The problem:
Copy out all the data, word for word.

========================================

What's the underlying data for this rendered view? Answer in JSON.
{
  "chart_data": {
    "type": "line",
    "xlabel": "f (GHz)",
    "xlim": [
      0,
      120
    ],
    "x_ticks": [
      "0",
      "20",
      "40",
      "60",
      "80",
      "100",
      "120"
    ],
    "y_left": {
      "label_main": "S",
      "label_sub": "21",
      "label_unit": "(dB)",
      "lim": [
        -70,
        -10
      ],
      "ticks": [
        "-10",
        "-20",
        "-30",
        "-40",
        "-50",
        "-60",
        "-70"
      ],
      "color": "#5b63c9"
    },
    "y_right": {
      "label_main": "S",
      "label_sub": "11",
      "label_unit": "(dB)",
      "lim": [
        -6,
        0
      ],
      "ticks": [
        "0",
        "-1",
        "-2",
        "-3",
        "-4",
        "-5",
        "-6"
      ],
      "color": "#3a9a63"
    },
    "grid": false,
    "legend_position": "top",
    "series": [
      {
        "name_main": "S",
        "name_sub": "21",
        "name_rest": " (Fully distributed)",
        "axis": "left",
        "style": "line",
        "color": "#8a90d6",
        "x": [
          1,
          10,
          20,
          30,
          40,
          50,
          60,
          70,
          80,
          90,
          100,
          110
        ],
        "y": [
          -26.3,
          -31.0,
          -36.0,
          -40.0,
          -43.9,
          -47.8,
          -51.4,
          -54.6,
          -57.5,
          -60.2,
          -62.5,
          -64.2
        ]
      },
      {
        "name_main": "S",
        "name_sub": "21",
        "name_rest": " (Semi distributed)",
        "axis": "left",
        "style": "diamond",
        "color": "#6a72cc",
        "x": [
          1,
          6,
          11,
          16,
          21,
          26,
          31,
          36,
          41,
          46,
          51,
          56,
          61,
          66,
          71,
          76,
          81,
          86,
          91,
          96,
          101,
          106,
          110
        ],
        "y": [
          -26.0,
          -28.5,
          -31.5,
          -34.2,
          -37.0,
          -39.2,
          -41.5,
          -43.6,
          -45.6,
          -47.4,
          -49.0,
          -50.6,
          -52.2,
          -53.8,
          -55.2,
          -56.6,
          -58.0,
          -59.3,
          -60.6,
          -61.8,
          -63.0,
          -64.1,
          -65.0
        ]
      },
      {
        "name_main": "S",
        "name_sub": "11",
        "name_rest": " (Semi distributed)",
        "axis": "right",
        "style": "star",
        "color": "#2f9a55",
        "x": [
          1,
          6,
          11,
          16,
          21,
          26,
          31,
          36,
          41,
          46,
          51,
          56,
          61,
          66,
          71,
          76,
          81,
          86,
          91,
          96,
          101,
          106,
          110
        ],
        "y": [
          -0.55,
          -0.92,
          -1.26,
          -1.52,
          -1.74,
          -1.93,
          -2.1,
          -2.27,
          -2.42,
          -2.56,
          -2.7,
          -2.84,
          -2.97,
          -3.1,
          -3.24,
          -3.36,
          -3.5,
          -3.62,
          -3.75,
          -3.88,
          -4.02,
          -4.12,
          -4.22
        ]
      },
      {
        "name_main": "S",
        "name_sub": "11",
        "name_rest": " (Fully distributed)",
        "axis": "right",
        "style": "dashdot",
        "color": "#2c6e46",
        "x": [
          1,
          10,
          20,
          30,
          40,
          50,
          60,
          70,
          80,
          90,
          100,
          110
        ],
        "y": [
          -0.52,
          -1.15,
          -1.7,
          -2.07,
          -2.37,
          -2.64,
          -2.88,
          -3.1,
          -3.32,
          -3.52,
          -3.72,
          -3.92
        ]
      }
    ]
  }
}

========================================

Finished exercise:
What's the underlying data for this rendered view? Answer in JSON.
{
  "chart_data": {
    "type": "line",
    "xlabel": "f (GHz)",
    "xlim": [
      0,
      120
    ],
    "x_ticks": [
      "0",
      "20",
      "40",
      "60",
      "80",
      "100",
      "120"
    ],
    "y_left": {
      "label_main": "S",
      "label_sub": "21",
      "label_unit": "(dB)",
      "lim": [
        -70,
        -10
      ],
      "ticks": [
        "-10",
        "-20",
        "-30",
        "-40",
        "-50",
        "-60",
        "-70"
      ],
      "color": "#5b63c9"
    },
    "y_right": {
      "label_main": "S",
      "label_sub": "11",
      "label_unit": "(dB)",
      "lim": [
        -6,
        0
      ],
      "ticks": [
        "0",
        "-1",
        "-2",
        "-3",
        "-4",
        "-5",
        "-6"
      ],
      "color": "#3a9a63"
    },
    "grid": false,
    "legend_position": "top",
    "series": [
      {
        "name_main": "S",
        "name_sub": "21",
        "name_rest": " (Fully distributed)",
        "axis": "left",
        "style": "line",
        "color": "#8a90d6",
        "x": [
          1,
          10,
          20,
          30,
          40,
          50,
          60,
          70,
          80,
          90,
          100,
          110
        ],
        "y": [
          -26.3,
          -31.0,
          -36.0,
          -40.0,
          -43.9,
          -47.8,
          -51.4,
          -54.6,
          -57.5,
          -60.2,
          -62.5,
          -64.2
        ]
      },
      {
        "name_main": "S",
        "name_sub": "21",
        "name_rest": " (Semi distributed)",
        "axis": "left",
        "style": "diamond",
        "color": "#6a72cc",
        "x": [
          1,
          6,
          11,
          16,
          21,
          26,
          31,
          36,
          41,
          46,
          51,
          56,
          61,
          66,
          71,
          76,
          81,
          86,
          91,
          96,
          101,
          106,
          110
        ],
        "y": [
          -26.0,
          -28.5,
          -31.5,
          -34.2,
          -37.0,
          -39.2,
          -41.5,
          -43.6,
          -45.6,
          -47.4,
          -49.0,
          -50.6,
          -52.2,
          -53.8,
          -55.2,
          -56.6,
          -58.0,
          -59.3,
          -60.6,
          -61.8,
          -63.0,
          -64.1,
          -65.0
        ]
      },
      {
        "name_main": "S",
        "name_sub": "11",
        "name_rest": " (Semi distributed)",
        "axis": "right",
        "style": "star",
        "color": "#2f9a55",
        "x": [
          1,
          6,
          11,
          16,
          21,
          26,
          31,
          36,
          41,
          46,
          51,
          56,
          61,
          66,
          71,
          76,
          81,
          86,
          91,
          96,
          101,
          106,
          110
        ],
        "y": [
          -0.55,
          -0.92,
          -1.26,
          -1.52,
          -1.74,
          -1.93,
          -2.1,
          -2.27,
          -2.42,
          -2.56,
          -2.7,
          -2.84,
          -2.97,
          -3.1,
          -3.24,
          -3.36,
          -3.5,
          -3.62,
          -3.75,
          -3.88,
          -4.02,
          -4.12,
          -4.22
        ]
      },
      {
        "name_main": "S",
        "name_sub": "11",
        "name_rest": " (Fully distributed)",
        "axis": "right",
        "style": "dashdot",
        "color": "#2c6e46",
        "x": [
          1,
          10,
          20,
          30,
          40,
          50,
          60,
          70,
          80,
          90,
          100,
          110
        ],
        "y": [
          -0.52,
          -1.15,
          -1.7,
          -2.07,
          -2.37,
          -2.64,
          -2.88,
          -3.1,
          -3.32,
          -3.52,
          -3.72,
          -3.92
        ]
      }
    ]
  }
}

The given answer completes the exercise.